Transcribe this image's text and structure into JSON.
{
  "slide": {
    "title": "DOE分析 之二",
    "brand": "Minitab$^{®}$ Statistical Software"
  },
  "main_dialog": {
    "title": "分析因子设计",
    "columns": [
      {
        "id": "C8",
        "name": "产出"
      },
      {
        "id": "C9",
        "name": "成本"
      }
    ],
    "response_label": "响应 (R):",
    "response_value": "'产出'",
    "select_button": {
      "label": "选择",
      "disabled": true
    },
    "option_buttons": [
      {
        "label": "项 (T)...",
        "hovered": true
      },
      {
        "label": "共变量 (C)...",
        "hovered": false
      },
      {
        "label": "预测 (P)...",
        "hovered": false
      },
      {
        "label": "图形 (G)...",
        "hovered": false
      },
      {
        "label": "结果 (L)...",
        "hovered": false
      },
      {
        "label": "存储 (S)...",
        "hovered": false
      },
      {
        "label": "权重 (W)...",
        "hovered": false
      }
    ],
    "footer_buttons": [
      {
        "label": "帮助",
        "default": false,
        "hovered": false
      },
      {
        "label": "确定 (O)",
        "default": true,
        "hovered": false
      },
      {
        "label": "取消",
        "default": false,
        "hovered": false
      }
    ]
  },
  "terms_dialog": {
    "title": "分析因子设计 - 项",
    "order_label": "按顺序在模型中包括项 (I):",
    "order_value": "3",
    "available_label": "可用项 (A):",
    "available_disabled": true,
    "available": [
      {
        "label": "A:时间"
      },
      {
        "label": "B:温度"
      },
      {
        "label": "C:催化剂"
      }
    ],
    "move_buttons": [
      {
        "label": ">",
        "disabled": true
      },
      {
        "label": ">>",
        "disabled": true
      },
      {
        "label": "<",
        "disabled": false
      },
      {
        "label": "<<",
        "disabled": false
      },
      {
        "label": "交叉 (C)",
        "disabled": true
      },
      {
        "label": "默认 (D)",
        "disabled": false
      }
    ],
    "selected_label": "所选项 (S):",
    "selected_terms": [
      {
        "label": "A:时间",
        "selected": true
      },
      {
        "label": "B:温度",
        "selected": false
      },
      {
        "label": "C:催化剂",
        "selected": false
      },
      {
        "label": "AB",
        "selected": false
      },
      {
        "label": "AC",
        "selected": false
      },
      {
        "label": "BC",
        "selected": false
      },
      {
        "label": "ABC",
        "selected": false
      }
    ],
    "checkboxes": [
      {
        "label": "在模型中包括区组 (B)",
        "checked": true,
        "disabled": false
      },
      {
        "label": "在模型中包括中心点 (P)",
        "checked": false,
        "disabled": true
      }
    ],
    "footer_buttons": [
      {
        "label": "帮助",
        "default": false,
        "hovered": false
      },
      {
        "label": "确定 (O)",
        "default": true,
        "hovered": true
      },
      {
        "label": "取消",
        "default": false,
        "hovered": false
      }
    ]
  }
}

....

» Exercise aim
Restate the listing above word for word.

» Answer below
Transcribe this image's text and structure into JSON.
{
  "slide": {
    "title": "DOE分析 之二",
    "brand": "Minitab$^{®}$ Statistical Software"
  },
  "main_dialog": {
    "title": "分析因子设计",
    "columns": [
      {
        "id": "C8",
        "name": "产出"
      },
      {
        "id": "C9",
        "name": "成本"
      }
    ],
    "response_label": "响应 (R):",
    "response_value": "'产出'",
    "select_button": {
      "label": "选择",
      "disabled": true
    },
    "option_buttons": [
      {
        "label": "项 (T)...",
        "hovered": true
      },
      {
        "label": "共变量 (C)...",
        "hovered": false
      },
      {
        "label": "预测 (P)...",
        "hovered": false
      },
      {
        "label": "图形 (G)...",
        "hovered": false
      },
      {
        "label": "结果 (L)...",
        "hovered": false
      },
      {
        "label": "存储 (S)...",
        "hovered": false
      },
      {
        "label": "权重 (W)...",
        "hovered": false
      }
    ],
    "footer_buttons": [
      {
        "label": "帮助",
        "default": false,
        "hovered": false
      },
      {
        "label": "确定 (O)",
        "default": true,
        "hovered": false
      },
      {
        "label": "取消",
        "default": false,
        "hovered": false
      }
    ]
  },
  "terms_dialog": {
    "title": "分析因子设计 - 项",
    "order_label": "按顺序在模型中包括项 (I):",
    "order_value": "3",
    "available_label": "可用项 (A):",
    "available_disabled": true,
    "available": [
      {
        "label": "A:时间"
      },
      {
        "label": "B:温度"
      },
      {
        "label": "C:催化剂"
      }
    ],
    "move_buttons": [
      {
        "label": ">",
        "disabled": true
      },
      {
        "label": ">>",
        "disabled": true
      },
      {
        "label": "<",
        "disabled": false
      },
      {
        "label": "<<",
        "disabled": false
      },
      {
        "label": "交叉 (C)",
        "disabled": true
      },
      {
        "label": "默认 (D)",
        "disabled": false
      }
    ],
    "selected_label": "所选项 (S):",
    "selected_terms": [
      {
        "label": "A:时间",
        "selected": true
      },
      {
        "label": "B:温度",
        "selected": false
      },
      {
        "label": "C:催化剂",
        "selected": false
      },
      {
        "label": "AB",
        "selected": false
      },
      {
        "label": "AC",
        "selected": false
      },
      {
        "label": "BC",
        "selected": false
      },
      {
        "label": "ABC",
        "selected": false
      }
    ],
    "checkboxes": [
      {
        "label": "在模型中包括区组 (B)",
        "checked": true,
        "disabled": false
      },
      {
        "label": "在模型中包括中心点 (P)",
        "checked": false,
        "disabled": true
      }
    ],
    "footer_buttons": [
      {
        "label": "帮助",
        "default": false,
        "hovered": false
      },
      {
        "label": "确定 (O)",
        "default": true,
        "hovered": true
      },
      {
        "label": "取消",
        "default": false,
        "hovered": false
      }
    ]
  }
}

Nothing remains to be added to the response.